» TASK: Find the line that contains "Decode this image". Output it and every line after it to the end of the records, exactly as they appear.

[Dataset items]
<<<<
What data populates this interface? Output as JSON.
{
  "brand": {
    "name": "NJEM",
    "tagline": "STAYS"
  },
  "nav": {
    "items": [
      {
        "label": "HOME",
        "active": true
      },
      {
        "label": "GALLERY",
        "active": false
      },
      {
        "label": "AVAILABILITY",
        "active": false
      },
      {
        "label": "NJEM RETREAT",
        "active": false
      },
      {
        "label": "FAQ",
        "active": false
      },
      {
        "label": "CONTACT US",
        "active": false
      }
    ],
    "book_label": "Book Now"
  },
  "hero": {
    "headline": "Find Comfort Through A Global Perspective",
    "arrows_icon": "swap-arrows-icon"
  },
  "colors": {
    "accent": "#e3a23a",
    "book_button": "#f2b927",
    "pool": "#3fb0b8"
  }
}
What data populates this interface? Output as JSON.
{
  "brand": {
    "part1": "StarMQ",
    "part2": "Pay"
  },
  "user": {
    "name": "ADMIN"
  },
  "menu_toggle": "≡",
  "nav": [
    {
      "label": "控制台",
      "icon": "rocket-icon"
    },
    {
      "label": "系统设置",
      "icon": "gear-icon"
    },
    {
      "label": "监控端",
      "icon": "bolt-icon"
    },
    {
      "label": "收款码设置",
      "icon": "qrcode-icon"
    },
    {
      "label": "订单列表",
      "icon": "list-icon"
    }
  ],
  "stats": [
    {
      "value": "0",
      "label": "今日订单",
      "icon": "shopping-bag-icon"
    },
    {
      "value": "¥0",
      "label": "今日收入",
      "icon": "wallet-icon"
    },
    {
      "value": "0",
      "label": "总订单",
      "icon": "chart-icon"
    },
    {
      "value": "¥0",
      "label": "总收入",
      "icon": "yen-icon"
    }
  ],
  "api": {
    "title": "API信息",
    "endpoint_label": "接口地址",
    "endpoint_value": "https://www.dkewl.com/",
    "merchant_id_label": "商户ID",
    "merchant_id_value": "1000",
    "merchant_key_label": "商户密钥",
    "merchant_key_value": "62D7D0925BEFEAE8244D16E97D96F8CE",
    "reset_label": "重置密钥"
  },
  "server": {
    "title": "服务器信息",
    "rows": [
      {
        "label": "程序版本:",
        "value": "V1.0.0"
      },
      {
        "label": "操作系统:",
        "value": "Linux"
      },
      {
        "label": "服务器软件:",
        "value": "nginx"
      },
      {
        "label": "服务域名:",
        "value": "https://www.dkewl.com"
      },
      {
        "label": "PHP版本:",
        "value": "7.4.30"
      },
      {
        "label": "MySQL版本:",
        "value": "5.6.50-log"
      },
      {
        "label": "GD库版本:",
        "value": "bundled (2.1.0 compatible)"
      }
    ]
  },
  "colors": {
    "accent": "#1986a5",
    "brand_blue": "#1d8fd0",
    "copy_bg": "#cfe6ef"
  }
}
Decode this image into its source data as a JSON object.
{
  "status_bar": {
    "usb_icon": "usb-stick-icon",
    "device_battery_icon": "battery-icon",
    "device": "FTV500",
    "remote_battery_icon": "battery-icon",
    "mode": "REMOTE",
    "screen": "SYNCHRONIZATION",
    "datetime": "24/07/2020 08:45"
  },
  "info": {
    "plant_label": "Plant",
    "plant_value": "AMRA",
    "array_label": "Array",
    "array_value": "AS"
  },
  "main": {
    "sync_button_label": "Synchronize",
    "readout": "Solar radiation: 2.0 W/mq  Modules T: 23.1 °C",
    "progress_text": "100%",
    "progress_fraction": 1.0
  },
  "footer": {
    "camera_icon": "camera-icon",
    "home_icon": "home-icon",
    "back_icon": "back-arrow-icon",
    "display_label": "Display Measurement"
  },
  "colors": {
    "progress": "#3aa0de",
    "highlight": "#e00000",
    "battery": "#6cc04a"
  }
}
>>>>
» SOLUTION FOR THIS TASK:
Decode this image into its source data as a JSON object.
{
  "status_bar": {
    "usb_icon": "usb-stick-icon",
    "device_battery_icon": "battery-icon",
    "device": "FTV500",
    "remote_battery_icon": "battery-icon",
    "mode": "REMOTE",
    "screen": "SYNCHRONIZATION",
    "datetime": "24/07/2020 08:45"
  },
  "info": {
    "plant_label": "Plant",
    "plant_value": "AMRA",
    "array_label": "Array",
    "array_value": "AS"
  },
  "main": {
    "sync_button_label": "Synchronize",
    "readout": "Solar radiation: 2.0 W/mq  Modules T: 23.1 °C",
    "progress_text": "100%",
    "progress_fraction": 1.0
  },
  "footer": {
    "camera_icon": "camera-icon",
    "home_icon": "home-icon",
    "back_icon": "back-arrow-icon",
    "display_label": "Display Measurement"
  },
  "colors": {
    "progress": "#3aa0de",
    "highlight": "#e00000",
    "battery": "#6cc04a"
  }
}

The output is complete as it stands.